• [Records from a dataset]
--------

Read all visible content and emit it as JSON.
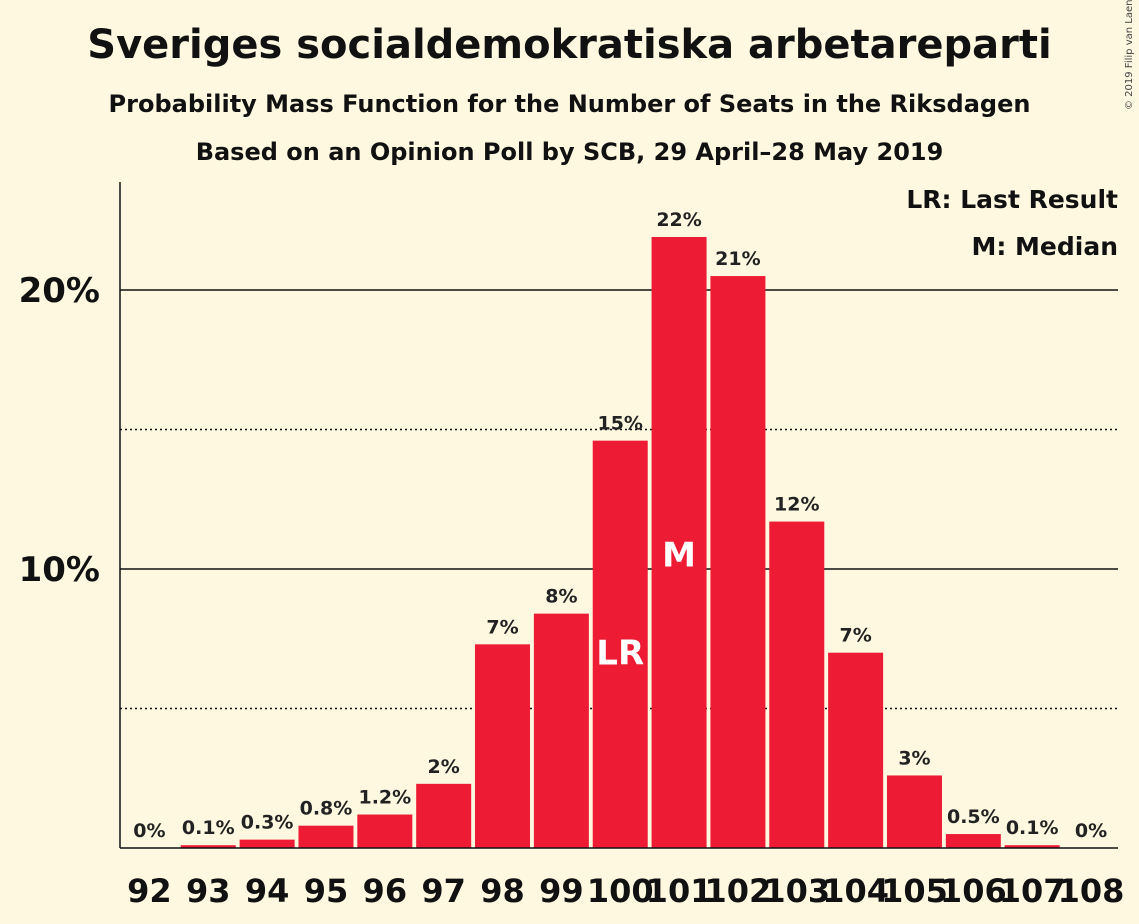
{
  "colors": {
    "background": "#fef8e1",
    "bar": "#ed1b34",
    "text": "#111111"
  },
  "copyright": "© 2019 Filip van Laenen",
  "chart_data": {
    "type": "bar",
    "title": "Sveriges socialdemokratiska arbetareparti",
    "subtitle": "Probability Mass Function for the Number of Seats in the Riksdagen",
    "subtitle2": "Based on an Opinion Poll by SCB, 29 April–28 May 2019",
    "xlabel": "",
    "ylabel": "",
    "categories": [
      "92",
      "93",
      "94",
      "95",
      "96",
      "97",
      "98",
      "99",
      "100",
      "101",
      "102",
      "103",
      "104",
      "105",
      "106",
      "107",
      "108"
    ],
    "values": [
      0,
      0.1,
      0.3,
      0.8,
      1.2,
      2.3,
      7.3,
      8.4,
      14.6,
      21.9,
      20.5,
      11.7,
      7.0,
      2.6,
      0.5,
      0.1,
      0
    ],
    "value_labels": [
      "0%",
      "0.1%",
      "0.3%",
      "0.8%",
      "1.2%",
      "2%",
      "7%",
      "8%",
      "15%",
      "22%",
      "21%",
      "12%",
      "7%",
      "3%",
      "0.5%",
      "0.1%",
      "0%"
    ],
    "ylim": [
      0,
      24
    ],
    "yticks": [
      {
        "value": 10,
        "label": "10%"
      },
      {
        "value": 20,
        "label": "20%"
      }
    ],
    "grid_solid": [
      10,
      20
    ],
    "grid_dotted": [
      5,
      15
    ],
    "markers": [
      {
        "category": "100",
        "label": "LR"
      },
      {
        "category": "101",
        "label": "M"
      }
    ],
    "legend": [
      "LR: Last Result",
      "M: Median"
    ],
    "legend_position": "top-right"
  }
}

--------

• [WHAT IS BEING ASKED]
The listing above needs to be output again exactly. Don't include the pictures.

• [EXERCISE SOLUTION]
Read all visible content and emit it as JSON.
{
  "colors": {
    "background": "#fef8e1",
    "bar": "#ed1b34",
    "text": "#111111"
  },
  "copyright": "© 2019 Filip van Laenen",
  "chart_data": {
    "type": "bar",
    "title": "Sveriges socialdemokratiska arbetareparti",
    "subtitle": "Probability Mass Function for the Number of Seats in the Riksdagen",
    "subtitle2": "Based on an Opinion Poll by SCB, 29 April–28 May 2019",
    "xlabel": "",
    "ylabel": "",
    "categories": [
      "92",
      "93",
      "94",
      "95",
      "96",
      "97",
      "98",
      "99",
      "100",
      "101",
      "102",
      "103",
      "104",
      "105",
      "106",
      "107",
      "108"
    ],
    "values": [
      0,
      0.1,
      0.3,
      0.8,
      1.2,
      2.3,
      7.3,
      8.4,
      14.6,
      21.9,
      20.5,
      11.7,
      7.0,
      2.6,
      0.5,
      0.1,
      0
    ],
    "value_labels": [
      "0%",
      "0.1%",
      "0.3%",
      "0.8%",
      "1.2%",
      "2%",
      "7%",
      "8%",
      "15%",
      "22%",
      "21%",
      "12%",
      "7%",
      "3%",
      "0.5%",
      "0.1%",
      "0%"
    ],
    "ylim": [
      0,
      24
    ],
    "yticks": [
      {
        "value": 10,
        "label": "10%"
      },
      {
        "value": 20,
        "label": "20%"
      }
    ],
    "grid_solid": [
      10,
      20
    ],
    "grid_dotted": [
      5,
      15
    ],
    "markers": [
      {
        "category": "100",
        "label": "LR"
      },
      {
        "category": "101",
        "label": "M"
      }
    ],
    "legend": [
      "LR: Last Result",
      "M: Median"
    ],
    "legend_position": "top-right"
  }
}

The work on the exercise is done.